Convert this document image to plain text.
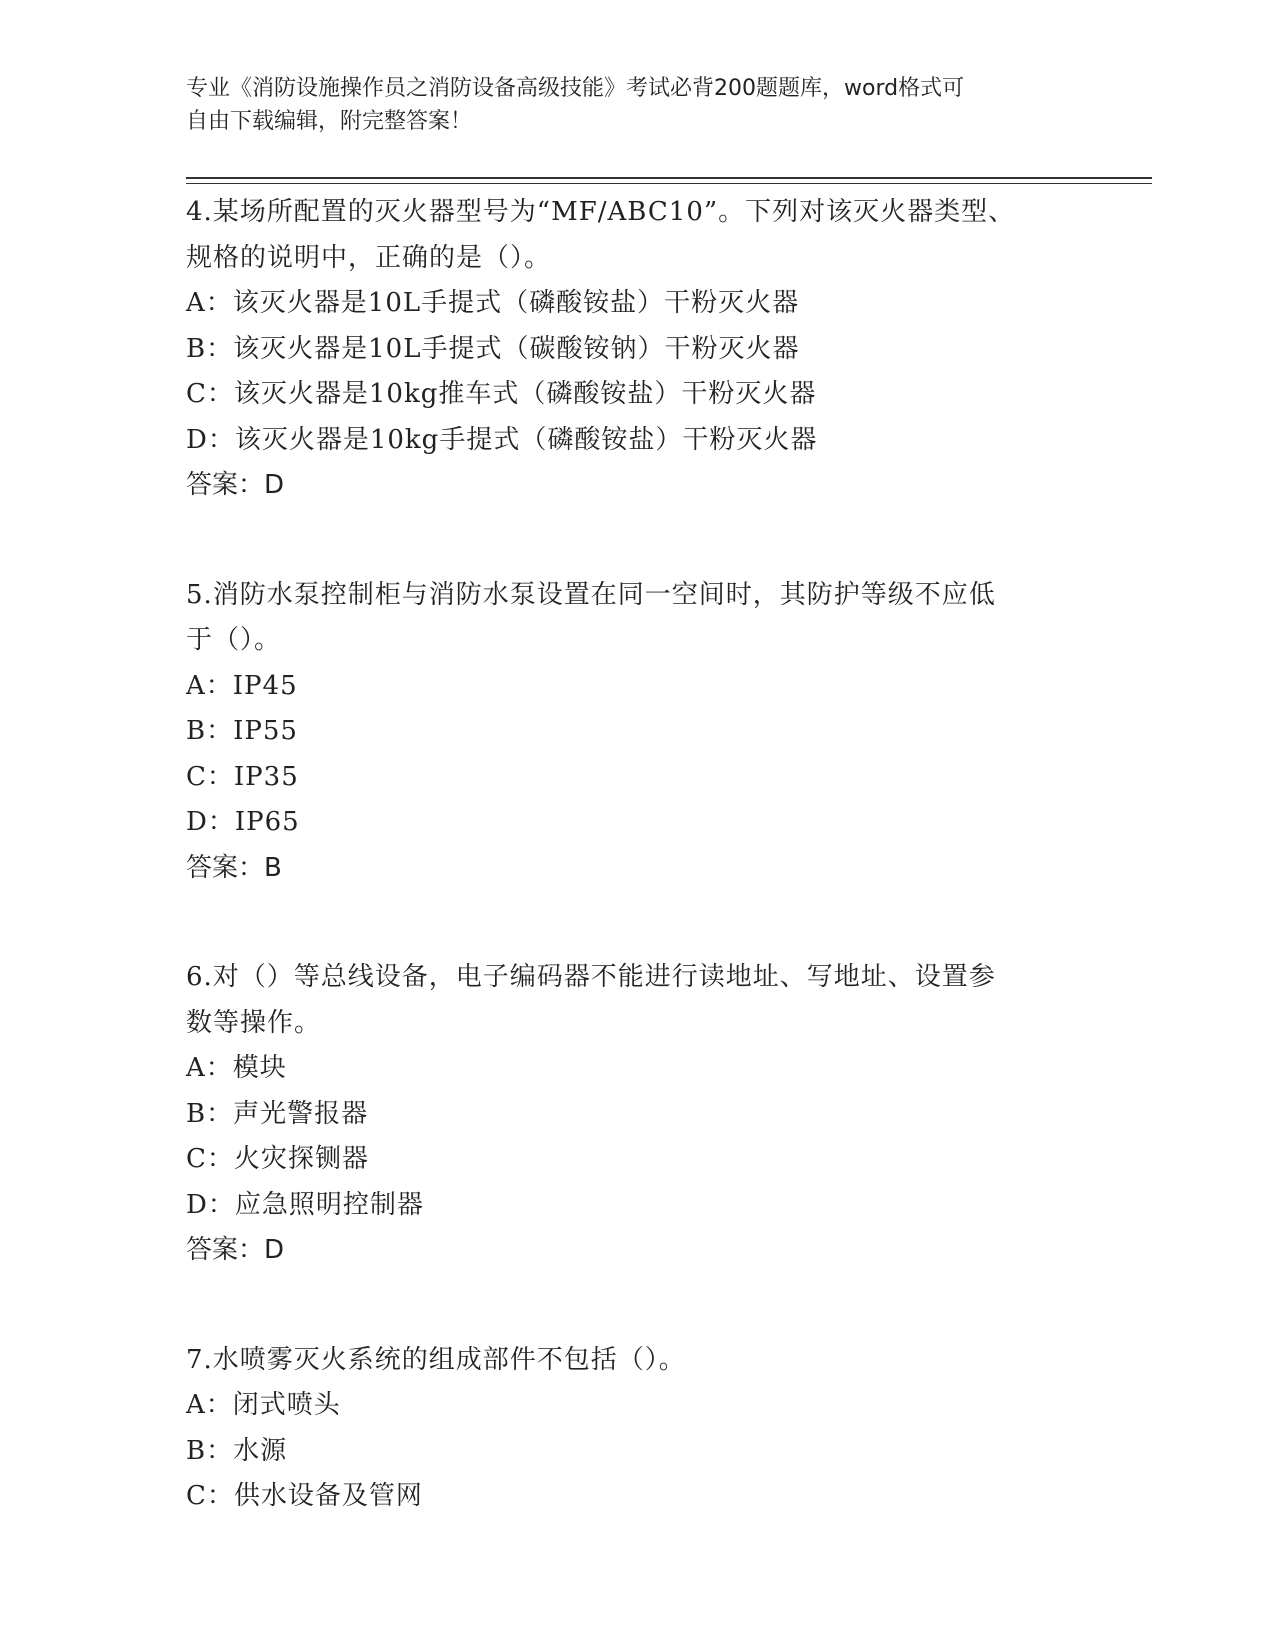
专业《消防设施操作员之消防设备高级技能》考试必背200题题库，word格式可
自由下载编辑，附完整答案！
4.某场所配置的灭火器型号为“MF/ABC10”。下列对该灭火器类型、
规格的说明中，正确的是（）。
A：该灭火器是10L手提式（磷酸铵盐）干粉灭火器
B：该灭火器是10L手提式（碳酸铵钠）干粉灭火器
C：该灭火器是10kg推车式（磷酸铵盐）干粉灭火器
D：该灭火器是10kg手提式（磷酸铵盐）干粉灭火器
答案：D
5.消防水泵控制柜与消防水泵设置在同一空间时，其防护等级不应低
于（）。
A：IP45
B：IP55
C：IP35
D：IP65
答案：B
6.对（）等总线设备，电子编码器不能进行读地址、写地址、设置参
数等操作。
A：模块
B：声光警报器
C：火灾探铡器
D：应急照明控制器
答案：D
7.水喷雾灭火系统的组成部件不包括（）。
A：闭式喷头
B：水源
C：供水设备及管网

* _Challenge_
Skip the pictures and transcribe the rest of the records exactly.

* _Written response_
Convert this document image to plain text.
专业《消防设施操作员之消防设备高级技能》考试必背200题题库，word格式可
自由下载编辑，附完整答案！
4.某场所配置的灭火器型号为“MF/ABC10”。下列对该灭火器类型、
规格的说明中，正确的是（）。
A：该灭火器是10L手提式（磷酸铵盐）干粉灭火器
B：该灭火器是10L手提式（碳酸铵钠）干粉灭火器
C：该灭火器是10kg推车式（磷酸铵盐）干粉灭火器
D：该灭火器是10kg手提式（磷酸铵盐）干粉灭火器
答案：D
5.消防水泵控制柜与消防水泵设置在同一空间时，其防护等级不应低
于（）。
A：IP45
B：IP55
C：IP35
D：IP65
答案：B
6.对（）等总线设备，电子编码器不能进行读地址、写地址、设置参
数等操作。
A：模块
B：声光警报器
C：火灾探铡器
D：应急照明控制器
答案：D
7.水喷雾灭火系统的组成部件不包括（）。
A：闭式喷头
B：水源
C：供水设备及管网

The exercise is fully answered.